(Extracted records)
%%

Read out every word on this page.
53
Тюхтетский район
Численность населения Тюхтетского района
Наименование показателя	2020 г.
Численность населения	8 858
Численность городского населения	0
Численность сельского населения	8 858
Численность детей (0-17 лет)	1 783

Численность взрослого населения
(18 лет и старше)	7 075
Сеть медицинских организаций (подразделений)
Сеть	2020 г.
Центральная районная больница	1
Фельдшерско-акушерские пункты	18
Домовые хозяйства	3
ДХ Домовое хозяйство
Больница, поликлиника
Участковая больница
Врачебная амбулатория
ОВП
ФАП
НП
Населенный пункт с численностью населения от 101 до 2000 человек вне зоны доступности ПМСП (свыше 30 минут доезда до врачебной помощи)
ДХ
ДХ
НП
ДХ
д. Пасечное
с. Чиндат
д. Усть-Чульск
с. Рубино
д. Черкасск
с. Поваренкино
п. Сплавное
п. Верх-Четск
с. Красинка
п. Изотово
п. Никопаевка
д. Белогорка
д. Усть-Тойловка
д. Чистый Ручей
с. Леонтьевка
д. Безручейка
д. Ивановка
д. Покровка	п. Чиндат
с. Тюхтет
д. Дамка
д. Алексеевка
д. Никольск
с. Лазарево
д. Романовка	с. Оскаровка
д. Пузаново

%%

YOUR OBJECTIVE
Locate the lines above that contain "Сеть" and copy them.

RESULT FOR THIS EXERCISE
Сеть медицинских организаций (подразделений)
Сеть	2020 г.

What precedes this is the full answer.